● **Exercise description**: Each entry in the listing below should be restated word for word.

● **Entries provided**:

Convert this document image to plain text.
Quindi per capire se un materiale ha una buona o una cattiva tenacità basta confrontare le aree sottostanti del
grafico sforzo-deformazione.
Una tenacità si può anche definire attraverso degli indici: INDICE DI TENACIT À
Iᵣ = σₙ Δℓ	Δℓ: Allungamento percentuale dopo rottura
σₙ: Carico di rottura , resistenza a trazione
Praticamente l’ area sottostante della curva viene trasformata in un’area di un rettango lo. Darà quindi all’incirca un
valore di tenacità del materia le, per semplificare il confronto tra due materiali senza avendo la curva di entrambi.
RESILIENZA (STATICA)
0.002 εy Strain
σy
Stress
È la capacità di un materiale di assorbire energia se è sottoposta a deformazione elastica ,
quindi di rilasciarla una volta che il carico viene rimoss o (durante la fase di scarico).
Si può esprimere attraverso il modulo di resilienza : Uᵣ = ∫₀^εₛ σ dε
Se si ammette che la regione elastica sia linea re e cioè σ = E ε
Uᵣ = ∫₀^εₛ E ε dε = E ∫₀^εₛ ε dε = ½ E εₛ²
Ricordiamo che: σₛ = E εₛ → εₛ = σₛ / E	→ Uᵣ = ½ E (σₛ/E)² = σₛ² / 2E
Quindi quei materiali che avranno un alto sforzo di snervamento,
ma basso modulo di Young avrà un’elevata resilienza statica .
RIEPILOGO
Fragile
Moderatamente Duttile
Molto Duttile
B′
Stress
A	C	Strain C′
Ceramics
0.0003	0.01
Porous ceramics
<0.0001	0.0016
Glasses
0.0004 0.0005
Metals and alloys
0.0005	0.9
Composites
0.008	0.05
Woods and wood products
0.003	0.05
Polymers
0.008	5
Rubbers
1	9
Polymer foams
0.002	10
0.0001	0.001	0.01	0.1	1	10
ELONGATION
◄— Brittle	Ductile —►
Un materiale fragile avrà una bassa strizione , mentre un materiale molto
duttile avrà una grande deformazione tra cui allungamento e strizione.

● **Solution for this exercise**:
Convert this document image to plain text.
Quindi per capire se un materiale ha una buona o una cattiva tenacità basta confrontare le aree sottostanti del
grafico sforzo-deformazione.
Una tenacità si può anche definire attraverso degli indici: INDICE DI TENACIT À
Iᵣ = σₙ Δℓ	Δℓ: Allungamento percentuale dopo rottura
σₙ: Carico di rottura , resistenza a trazione
Praticamente l’ area sottostante della curva viene trasformata in un’area di un rettango lo. Darà quindi all’incirca un
valore di tenacità del materia le, per semplificare il confronto tra due materiali senza avendo la curva di entrambi.
RESILIENZA (STATICA)
0.002 εy Strain
σy
Stress
È la capacità di un materiale di assorbire energia se è sottoposta a deformazione elastica ,
quindi di rilasciarla una volta che il carico viene rimoss o (durante la fase di scarico).
Si può esprimere attraverso il modulo di resilienza : Uᵣ = ∫₀^εₛ σ dε
Se si ammette che la regione elastica sia linea re e cioè σ = E ε
Uᵣ = ∫₀^εₛ E ε dε = E ∫₀^εₛ ε dε = ½ E εₛ²
Ricordiamo che: σₛ = E εₛ → εₛ = σₛ / E	→ Uᵣ = ½ E (σₛ/E)² = σₛ² / 2E
Quindi quei materiali che avranno un alto sforzo di snervamento,
ma basso modulo di Young avrà un’elevata resilienza statica .
RIEPILOGO
Fragile
Moderatamente Duttile
Molto Duttile
B′
Stress
A	C	Strain C′
Ceramics
0.0003	0.01
Porous ceramics
<0.0001	0.0016
Glasses
0.0004 0.0005
Metals and alloys
0.0005	0.9
Composites
0.008	0.05
Woods and wood products
0.003	0.05
Polymers
0.008	5
Rubbers
1	9
Polymer foams
0.002	10
0.0001	0.001	0.01	0.1	1	10
ELONGATION
◄— Brittle	Ductile —►
Un materiale fragile avrà una bassa strizione , mentre un materiale molto
duttile avrà una grande deformazione tra cui allungamento e strizione.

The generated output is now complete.